Read the records and gather each line that includes "Ajouter".

★ ★ ★ ★ ★ ★ ★

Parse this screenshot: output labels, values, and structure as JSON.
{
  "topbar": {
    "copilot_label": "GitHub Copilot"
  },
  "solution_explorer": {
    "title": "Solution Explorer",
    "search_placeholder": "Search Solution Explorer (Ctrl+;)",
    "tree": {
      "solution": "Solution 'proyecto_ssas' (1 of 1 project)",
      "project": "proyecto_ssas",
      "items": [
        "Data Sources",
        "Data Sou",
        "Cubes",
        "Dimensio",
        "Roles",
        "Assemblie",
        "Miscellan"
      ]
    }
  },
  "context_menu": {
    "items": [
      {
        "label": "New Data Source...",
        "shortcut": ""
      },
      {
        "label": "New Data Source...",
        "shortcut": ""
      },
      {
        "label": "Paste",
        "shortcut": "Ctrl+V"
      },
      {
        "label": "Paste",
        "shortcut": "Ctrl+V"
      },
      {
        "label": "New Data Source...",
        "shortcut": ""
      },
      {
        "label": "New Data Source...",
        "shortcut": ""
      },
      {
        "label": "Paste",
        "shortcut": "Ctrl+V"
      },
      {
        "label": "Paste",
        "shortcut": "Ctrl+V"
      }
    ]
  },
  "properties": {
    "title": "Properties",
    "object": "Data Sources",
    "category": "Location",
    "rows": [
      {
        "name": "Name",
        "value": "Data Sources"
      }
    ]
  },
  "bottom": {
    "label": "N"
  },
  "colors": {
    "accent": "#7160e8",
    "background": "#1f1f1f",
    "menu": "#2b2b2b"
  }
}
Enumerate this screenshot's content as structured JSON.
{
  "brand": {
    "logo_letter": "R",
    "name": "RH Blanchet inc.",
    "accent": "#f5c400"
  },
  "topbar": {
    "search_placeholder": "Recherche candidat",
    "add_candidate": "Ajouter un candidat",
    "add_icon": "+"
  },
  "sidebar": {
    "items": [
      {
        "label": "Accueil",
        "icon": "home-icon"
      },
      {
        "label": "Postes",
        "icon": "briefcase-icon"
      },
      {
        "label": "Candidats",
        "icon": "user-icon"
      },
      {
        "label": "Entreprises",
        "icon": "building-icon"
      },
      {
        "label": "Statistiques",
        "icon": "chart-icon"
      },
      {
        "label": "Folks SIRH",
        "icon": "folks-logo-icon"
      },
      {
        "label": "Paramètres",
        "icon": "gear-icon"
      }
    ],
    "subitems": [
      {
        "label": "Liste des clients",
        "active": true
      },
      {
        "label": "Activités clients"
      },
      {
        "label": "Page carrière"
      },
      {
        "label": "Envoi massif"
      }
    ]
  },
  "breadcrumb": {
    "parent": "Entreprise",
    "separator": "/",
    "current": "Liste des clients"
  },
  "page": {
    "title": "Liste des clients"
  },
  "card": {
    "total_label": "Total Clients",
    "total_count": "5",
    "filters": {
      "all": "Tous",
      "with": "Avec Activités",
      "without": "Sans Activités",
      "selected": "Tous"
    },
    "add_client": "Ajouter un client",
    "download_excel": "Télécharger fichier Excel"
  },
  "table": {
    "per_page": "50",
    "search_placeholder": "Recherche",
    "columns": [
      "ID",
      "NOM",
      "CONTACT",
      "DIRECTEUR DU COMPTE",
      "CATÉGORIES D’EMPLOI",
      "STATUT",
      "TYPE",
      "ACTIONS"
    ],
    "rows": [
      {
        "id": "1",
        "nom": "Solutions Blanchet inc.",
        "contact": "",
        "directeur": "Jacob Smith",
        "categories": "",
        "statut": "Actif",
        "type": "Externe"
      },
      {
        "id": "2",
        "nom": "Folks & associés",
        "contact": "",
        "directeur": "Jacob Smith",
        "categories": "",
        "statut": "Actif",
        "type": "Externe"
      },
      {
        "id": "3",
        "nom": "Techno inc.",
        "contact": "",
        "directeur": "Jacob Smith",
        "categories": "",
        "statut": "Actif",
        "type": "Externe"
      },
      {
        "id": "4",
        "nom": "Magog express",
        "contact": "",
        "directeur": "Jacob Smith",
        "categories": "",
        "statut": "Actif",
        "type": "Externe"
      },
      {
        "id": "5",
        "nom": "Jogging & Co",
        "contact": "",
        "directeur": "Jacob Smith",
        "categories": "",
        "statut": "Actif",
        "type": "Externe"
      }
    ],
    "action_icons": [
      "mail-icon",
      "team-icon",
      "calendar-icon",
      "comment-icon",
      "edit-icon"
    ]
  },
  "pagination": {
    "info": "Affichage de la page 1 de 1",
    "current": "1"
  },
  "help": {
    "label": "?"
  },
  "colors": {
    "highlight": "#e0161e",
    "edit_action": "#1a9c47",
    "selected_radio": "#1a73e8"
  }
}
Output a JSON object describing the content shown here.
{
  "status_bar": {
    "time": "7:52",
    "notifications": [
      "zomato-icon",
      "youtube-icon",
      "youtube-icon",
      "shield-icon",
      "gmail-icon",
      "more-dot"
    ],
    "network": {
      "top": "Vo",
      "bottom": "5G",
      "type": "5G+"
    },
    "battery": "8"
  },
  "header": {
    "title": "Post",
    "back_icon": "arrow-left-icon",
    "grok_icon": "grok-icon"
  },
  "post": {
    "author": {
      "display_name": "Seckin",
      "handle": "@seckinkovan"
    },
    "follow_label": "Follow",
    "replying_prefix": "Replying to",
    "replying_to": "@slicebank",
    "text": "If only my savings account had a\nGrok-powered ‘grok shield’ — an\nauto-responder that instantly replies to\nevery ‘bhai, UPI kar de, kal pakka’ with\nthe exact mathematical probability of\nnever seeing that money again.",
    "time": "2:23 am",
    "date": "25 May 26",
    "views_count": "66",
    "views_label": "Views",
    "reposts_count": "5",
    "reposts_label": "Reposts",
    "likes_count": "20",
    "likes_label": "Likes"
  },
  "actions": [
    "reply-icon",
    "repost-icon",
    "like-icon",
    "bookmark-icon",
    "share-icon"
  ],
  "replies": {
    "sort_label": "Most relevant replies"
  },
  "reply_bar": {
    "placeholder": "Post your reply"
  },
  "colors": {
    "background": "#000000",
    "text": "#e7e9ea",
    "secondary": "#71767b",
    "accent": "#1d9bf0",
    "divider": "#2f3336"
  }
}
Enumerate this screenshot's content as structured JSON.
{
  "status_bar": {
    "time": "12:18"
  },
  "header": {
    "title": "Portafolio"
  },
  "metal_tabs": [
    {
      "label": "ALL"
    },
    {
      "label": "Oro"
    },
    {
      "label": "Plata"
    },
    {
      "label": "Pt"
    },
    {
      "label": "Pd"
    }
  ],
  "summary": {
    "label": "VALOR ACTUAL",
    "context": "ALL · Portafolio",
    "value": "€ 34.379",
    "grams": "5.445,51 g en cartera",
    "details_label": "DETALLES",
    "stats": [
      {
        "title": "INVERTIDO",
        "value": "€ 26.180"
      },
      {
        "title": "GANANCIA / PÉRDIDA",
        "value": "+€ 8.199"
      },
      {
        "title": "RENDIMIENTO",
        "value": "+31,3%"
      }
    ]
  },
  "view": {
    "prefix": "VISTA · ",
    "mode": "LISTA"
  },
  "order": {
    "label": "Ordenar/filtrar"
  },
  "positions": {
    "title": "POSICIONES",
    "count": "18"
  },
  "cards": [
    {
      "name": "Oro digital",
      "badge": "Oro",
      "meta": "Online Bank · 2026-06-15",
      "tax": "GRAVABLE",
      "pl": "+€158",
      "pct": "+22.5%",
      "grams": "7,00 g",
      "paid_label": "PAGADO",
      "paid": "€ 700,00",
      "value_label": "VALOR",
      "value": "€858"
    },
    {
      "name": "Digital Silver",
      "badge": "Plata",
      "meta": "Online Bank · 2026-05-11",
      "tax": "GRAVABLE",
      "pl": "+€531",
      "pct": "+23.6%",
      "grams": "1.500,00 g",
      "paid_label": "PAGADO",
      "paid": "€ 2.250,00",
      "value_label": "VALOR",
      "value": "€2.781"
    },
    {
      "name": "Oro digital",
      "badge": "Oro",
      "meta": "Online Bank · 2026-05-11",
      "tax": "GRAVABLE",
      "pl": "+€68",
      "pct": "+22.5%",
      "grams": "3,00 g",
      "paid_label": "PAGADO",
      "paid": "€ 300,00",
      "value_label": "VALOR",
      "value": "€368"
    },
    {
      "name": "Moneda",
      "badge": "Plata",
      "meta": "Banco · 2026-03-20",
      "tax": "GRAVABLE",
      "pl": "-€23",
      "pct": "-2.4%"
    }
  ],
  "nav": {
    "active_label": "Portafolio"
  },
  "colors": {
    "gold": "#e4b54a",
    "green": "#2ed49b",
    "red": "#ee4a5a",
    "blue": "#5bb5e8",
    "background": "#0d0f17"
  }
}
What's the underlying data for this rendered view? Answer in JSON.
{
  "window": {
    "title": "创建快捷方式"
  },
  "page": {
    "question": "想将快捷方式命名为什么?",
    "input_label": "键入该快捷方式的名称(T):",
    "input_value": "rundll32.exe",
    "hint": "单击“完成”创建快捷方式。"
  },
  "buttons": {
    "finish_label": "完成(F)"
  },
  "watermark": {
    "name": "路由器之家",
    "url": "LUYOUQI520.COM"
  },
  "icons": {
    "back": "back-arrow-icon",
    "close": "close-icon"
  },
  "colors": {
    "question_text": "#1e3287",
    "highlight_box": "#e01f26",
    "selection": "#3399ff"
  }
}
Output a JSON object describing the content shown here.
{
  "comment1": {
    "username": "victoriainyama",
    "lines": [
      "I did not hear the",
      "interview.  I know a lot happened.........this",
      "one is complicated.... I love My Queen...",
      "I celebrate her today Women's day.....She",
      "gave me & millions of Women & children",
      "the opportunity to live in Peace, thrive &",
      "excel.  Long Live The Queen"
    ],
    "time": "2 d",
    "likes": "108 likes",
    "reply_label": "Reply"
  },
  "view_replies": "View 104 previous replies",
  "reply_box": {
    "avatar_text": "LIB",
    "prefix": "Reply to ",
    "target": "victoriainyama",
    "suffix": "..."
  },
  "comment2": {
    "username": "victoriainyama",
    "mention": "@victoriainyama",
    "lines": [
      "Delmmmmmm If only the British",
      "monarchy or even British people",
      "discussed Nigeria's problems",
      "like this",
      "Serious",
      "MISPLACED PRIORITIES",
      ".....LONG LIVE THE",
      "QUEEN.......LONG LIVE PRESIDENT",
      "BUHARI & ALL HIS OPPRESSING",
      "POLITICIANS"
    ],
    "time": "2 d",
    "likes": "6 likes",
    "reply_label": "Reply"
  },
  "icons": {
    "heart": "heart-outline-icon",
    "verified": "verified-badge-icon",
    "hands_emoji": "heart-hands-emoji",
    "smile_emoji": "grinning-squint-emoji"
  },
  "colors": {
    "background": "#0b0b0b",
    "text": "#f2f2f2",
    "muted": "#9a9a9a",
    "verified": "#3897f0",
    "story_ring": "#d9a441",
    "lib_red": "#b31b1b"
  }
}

★ ★ ★ ★ ★ ★ ★

## Complete response
    "add_candidate": "Ajouter un candidat",
    "add_client": "Ajouter un client",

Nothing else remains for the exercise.